→ **Instruction**
Of the lines in the data below, count the ones holding the string "Depth", and answer with that number only.

[Figure data in JSON]
· · · ·
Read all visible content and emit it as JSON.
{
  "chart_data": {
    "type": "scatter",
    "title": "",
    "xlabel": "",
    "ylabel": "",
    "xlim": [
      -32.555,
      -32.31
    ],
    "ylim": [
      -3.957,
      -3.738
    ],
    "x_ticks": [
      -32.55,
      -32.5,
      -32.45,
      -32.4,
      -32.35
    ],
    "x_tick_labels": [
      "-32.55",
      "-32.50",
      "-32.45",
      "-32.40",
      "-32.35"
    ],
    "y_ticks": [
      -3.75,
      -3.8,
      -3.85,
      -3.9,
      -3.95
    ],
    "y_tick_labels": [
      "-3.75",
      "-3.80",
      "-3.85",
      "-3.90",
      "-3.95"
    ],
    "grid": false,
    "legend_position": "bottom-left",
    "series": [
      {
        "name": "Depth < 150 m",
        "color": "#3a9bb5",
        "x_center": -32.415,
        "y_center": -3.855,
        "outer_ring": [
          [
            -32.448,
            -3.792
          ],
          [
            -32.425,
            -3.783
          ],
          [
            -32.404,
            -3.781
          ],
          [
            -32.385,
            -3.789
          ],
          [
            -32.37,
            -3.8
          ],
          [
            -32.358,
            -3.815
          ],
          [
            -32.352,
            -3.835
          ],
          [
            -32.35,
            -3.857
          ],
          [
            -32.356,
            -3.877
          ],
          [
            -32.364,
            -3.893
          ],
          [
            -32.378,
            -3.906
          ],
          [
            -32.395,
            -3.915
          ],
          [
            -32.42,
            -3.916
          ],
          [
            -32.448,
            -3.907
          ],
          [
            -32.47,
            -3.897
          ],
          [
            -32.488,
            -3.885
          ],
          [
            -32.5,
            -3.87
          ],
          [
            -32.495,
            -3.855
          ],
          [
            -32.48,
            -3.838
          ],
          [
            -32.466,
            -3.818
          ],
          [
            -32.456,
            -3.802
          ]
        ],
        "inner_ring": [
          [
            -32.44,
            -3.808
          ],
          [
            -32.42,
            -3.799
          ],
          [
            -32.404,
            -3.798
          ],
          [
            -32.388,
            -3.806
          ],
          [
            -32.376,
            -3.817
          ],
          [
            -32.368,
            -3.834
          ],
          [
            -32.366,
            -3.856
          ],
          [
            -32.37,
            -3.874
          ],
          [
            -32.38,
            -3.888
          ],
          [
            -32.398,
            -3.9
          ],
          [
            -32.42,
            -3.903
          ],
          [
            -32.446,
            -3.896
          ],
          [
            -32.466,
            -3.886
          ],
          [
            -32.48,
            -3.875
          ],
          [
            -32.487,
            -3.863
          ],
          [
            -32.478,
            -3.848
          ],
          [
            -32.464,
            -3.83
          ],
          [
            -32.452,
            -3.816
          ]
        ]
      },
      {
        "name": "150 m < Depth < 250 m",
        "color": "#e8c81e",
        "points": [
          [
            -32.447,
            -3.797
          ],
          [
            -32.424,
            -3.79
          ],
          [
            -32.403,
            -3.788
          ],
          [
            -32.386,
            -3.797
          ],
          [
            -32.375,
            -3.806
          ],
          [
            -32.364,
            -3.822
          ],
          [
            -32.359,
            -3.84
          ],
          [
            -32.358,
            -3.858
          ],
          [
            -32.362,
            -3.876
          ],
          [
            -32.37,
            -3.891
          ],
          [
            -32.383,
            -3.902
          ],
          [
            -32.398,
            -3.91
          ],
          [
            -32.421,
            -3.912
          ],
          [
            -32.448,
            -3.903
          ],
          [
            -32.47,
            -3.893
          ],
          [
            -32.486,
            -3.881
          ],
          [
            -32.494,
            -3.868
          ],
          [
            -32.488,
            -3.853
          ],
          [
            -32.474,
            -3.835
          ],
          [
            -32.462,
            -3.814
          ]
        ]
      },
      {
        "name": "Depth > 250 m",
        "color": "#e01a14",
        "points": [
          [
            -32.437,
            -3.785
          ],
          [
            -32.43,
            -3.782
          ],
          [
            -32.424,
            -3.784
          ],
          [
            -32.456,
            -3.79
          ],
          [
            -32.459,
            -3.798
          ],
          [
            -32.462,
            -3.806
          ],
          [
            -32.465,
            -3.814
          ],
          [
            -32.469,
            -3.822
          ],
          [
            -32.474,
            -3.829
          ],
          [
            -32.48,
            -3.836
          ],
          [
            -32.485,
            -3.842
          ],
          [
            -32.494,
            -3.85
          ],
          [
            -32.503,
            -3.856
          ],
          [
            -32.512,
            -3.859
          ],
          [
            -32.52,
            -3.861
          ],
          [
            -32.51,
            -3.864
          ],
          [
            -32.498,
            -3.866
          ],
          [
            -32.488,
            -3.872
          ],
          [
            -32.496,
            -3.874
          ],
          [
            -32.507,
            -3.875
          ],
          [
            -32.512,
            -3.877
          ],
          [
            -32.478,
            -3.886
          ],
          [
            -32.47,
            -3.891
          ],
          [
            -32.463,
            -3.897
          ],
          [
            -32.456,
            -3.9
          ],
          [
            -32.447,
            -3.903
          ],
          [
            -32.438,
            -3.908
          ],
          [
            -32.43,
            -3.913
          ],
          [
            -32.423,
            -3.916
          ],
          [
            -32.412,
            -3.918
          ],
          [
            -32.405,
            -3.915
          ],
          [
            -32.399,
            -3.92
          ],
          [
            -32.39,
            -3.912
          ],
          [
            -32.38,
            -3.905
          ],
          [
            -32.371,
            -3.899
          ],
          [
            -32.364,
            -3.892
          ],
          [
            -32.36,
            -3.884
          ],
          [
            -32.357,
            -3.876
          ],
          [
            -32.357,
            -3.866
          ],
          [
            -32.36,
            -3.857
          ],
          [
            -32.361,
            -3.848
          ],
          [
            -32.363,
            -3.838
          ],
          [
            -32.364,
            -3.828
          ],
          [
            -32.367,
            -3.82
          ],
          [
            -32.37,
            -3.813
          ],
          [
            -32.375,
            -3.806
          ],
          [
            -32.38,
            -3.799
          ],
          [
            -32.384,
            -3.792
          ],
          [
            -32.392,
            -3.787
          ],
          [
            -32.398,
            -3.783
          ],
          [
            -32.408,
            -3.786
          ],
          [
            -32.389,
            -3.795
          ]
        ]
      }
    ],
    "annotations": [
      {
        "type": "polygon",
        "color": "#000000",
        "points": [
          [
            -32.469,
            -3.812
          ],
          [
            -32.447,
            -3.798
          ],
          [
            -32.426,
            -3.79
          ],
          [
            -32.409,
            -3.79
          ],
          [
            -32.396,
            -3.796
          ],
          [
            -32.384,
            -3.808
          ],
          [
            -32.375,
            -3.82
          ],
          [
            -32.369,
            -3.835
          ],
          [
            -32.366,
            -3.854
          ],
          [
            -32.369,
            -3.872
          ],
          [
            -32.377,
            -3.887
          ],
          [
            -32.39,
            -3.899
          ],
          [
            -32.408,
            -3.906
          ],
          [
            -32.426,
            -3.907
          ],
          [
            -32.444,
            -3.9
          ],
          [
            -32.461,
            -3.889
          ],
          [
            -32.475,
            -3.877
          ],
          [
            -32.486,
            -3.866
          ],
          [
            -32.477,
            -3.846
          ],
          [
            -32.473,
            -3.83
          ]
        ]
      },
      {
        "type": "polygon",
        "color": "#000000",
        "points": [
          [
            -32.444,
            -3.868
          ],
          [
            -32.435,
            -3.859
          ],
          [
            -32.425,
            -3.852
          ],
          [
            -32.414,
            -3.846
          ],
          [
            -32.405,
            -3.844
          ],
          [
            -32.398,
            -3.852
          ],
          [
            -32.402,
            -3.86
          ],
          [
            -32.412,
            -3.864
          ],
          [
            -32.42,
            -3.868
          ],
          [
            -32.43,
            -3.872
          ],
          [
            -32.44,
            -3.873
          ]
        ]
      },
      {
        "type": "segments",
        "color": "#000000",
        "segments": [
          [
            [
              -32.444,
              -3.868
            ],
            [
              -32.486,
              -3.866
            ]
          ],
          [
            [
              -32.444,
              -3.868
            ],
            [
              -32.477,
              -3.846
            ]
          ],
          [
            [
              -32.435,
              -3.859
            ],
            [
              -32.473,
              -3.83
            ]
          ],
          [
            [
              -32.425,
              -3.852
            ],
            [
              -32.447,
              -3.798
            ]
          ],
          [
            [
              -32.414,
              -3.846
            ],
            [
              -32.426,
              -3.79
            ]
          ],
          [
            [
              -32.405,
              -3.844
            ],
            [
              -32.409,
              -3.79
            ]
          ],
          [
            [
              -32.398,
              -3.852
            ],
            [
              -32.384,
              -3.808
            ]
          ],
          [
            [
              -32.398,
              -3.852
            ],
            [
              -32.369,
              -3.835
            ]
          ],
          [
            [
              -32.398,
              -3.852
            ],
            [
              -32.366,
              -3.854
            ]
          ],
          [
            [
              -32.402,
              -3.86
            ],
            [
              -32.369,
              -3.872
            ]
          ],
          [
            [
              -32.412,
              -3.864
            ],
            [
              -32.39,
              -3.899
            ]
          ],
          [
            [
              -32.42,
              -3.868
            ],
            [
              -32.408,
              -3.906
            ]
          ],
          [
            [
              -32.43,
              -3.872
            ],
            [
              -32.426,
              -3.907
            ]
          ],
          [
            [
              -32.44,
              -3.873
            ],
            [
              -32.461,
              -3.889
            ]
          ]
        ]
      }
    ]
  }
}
· · · ·
→ **The reply**
3